--- Start ---
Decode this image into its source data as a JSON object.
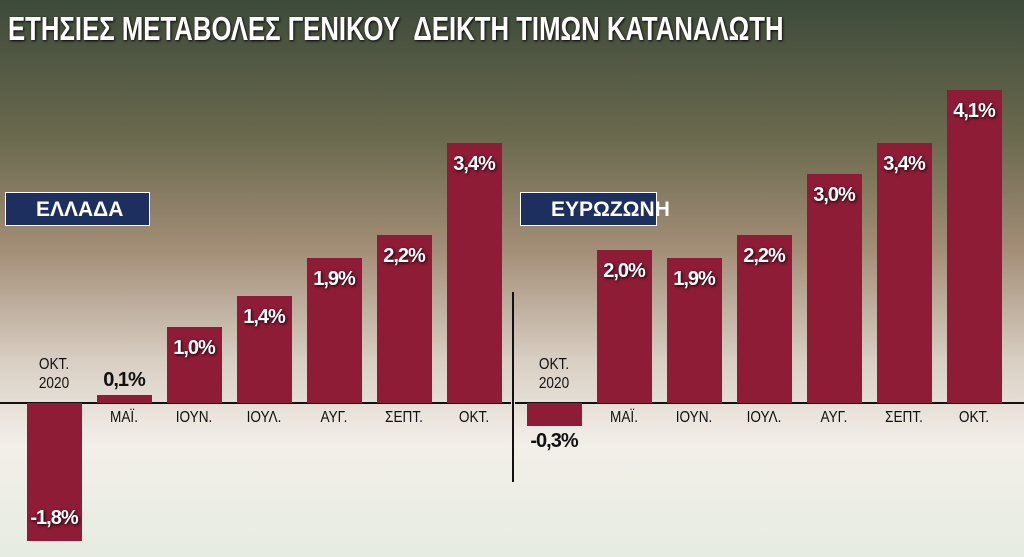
{
  "title": "ΕΤΗΣΙΕΣ ΜΕΤΑΒΟΛΕΣ ΓΕΝΙΚΟΥ  ΔΕΙΚΤΗ ΤΙΜΩΝ ΚΑΤΑΝΑΛΩΤΗ",
  "chart_data": [
    {
      "type": "bar",
      "title": "ΕΛΛΑΔΑ",
      "categories": [
        "ΟΚΤ. 2020",
        "ΜΑΪ.",
        "ΙΟΥΝ.",
        "ΙΟΥΛ.",
        "ΑΥΓ.",
        "ΣΕΠΤ.",
        "ΟΚΤ."
      ],
      "values": [
        -1.8,
        0.1,
        1.0,
        1.4,
        1.9,
        2.2,
        3.4
      ],
      "value_labels": [
        "-1,8%",
        "0,1%",
        "1,0%",
        "1,4%",
        "1,9%",
        "2,2%",
        "3,4%"
      ],
      "color": "#8e1c37",
      "ylim": [
        -2,
        4.5
      ]
    },
    {
      "type": "bar",
      "title": "ΕΥΡΩΖΩΝΗ",
      "categories": [
        "ΟΚΤ. 2020",
        "ΜΑΪ.",
        "ΙΟΥΝ.",
        "ΙΟΥΛ.",
        "ΑΥΓ.",
        "ΣΕΠΤ.",
        "ΟΚΤ."
      ],
      "values": [
        -0.3,
        2.0,
        1.9,
        2.2,
        3.0,
        3.4,
        4.1
      ],
      "value_labels": [
        "-0,3%",
        "2,0%",
        "1,9%",
        "2,2%",
        "3,0%",
        "3,4%",
        "4,1%"
      ],
      "color": "#8e1c37",
      "ylim": [
        -2,
        4.5
      ]
    }
  ]
}
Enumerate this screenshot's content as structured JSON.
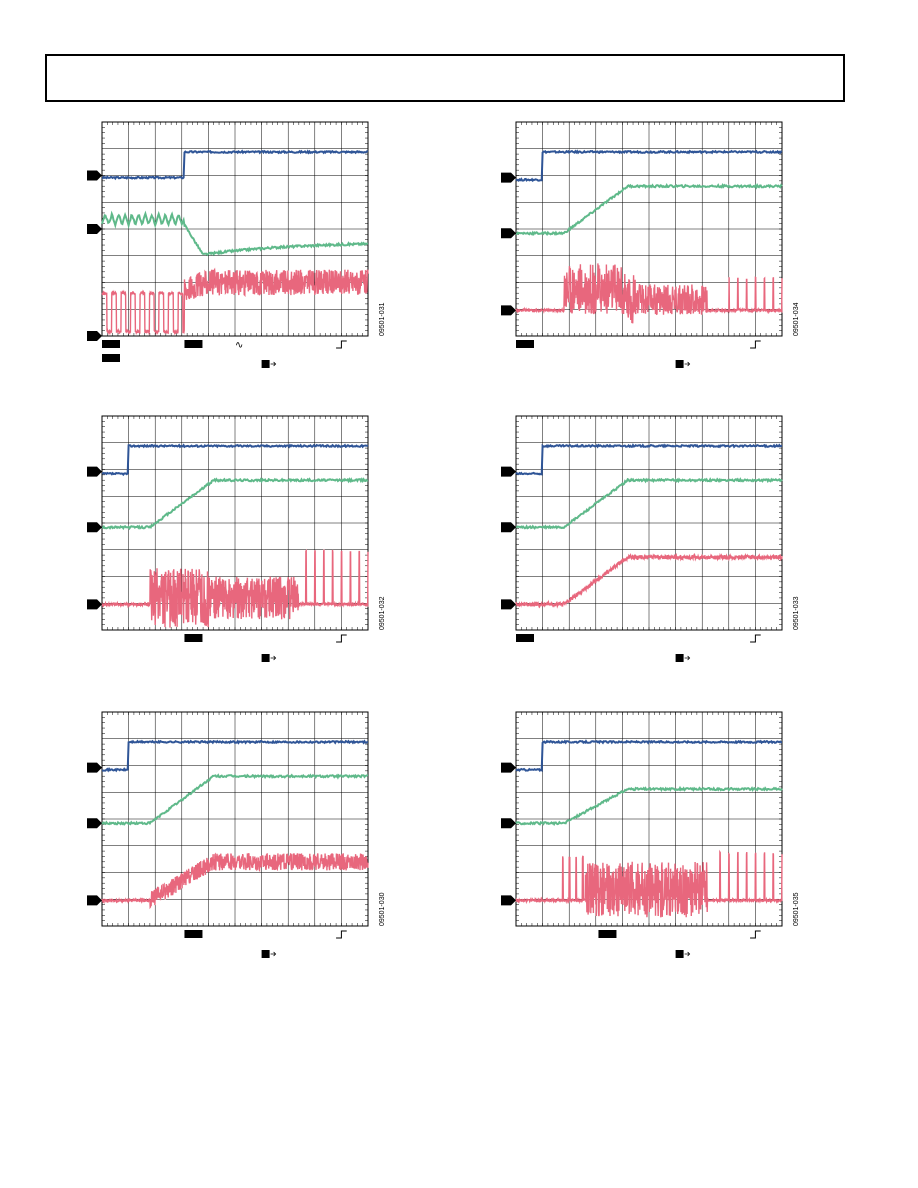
{
  "header": {
    "title": ""
  },
  "colors": {
    "blue": "#2f5597",
    "green": "#5fb98a",
    "pink": "#e8677d",
    "grid": "#000000"
  },
  "scopes": [
    {
      "id": "s1",
      "fig_id": "09501-031",
      "ch1_level": 0.86,
      "ch2_level": 0.44,
      "ch3_level": 0.22,
      "step_x": 0.31,
      "ch1_marker": 0.75,
      "ch2_marker": 0.5,
      "ch3_marker": 0.0,
      "pink_type": "pwm-then-band",
      "green_type": "triangle-dip",
      "bottom_badges": [
        {
          "x": 0.0
        },
        {
          "x": 0.31
        }
      ],
      "sine_icon": true,
      "has_bottom_badge_low": true
    },
    {
      "id": "s2",
      "fig_id": "09501-034",
      "ch1_level": 0.86,
      "ch2_level": 0.7,
      "ch3_level": 0.13,
      "step_x": 0.1,
      "ch1_marker": 0.74,
      "ch2_marker": 0.48,
      "ch3_marker": 0.12,
      "pink_type": "burst",
      "green_type": "ramp",
      "bottom_badges": [
        {
          "x": 0.0
        }
      ],
      "sine_icon": false
    },
    {
      "id": "s3",
      "fig_id": "09501-032",
      "ch1_level": 0.86,
      "ch2_level": 0.7,
      "ch3_level": 0.13,
      "step_x": 0.1,
      "ch1_marker": 0.74,
      "ch2_marker": 0.48,
      "ch3_marker": 0.12,
      "pink_type": "burst-long",
      "green_type": "ramp",
      "bottom_badges": [
        {
          "x": 0.31
        }
      ],
      "sine_icon": false
    },
    {
      "id": "s4",
      "fig_id": "09501-033",
      "ch1_level": 0.86,
      "ch2_level": 0.7,
      "ch3_level": 0.13,
      "step_x": 0.1,
      "ch1_marker": 0.74,
      "ch2_marker": 0.48,
      "ch3_marker": 0.12,
      "pink_type": "ramp-flat",
      "green_type": "ramp",
      "bottom_badges": [
        {
          "x": 0.0
        }
      ],
      "sine_icon": false
    },
    {
      "id": "s5",
      "fig_id": "09501-030",
      "ch1_level": 0.86,
      "ch2_level": 0.7,
      "ch3_level": 0.13,
      "step_x": 0.1,
      "ch1_marker": 0.74,
      "ch2_marker": 0.48,
      "ch3_marker": 0.12,
      "pink_type": "ramp-band",
      "green_type": "ramp",
      "bottom_badges": [
        {
          "x": 0.31
        }
      ],
      "sine_icon": false
    },
    {
      "id": "s6",
      "fig_id": "09501-035",
      "ch1_level": 0.86,
      "ch2_level": 0.64,
      "ch3_level": 0.13,
      "step_x": 0.1,
      "ch1_marker": 0.74,
      "ch2_marker": 0.48,
      "ch3_marker": 0.12,
      "pink_type": "burst-band",
      "green_type": "ramp",
      "bottom_badges": [
        {
          "x": 0.31
        }
      ],
      "sine_icon": false
    }
  ]
}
--- End ---
= WHAT THE EXERCISE ASKS =
Where a line in the material above holds "burst", copy that line.

= RESULT =
      "pink_type": "burst",
      "pink_type": "burst-long",
      "pink_type": "burst-band",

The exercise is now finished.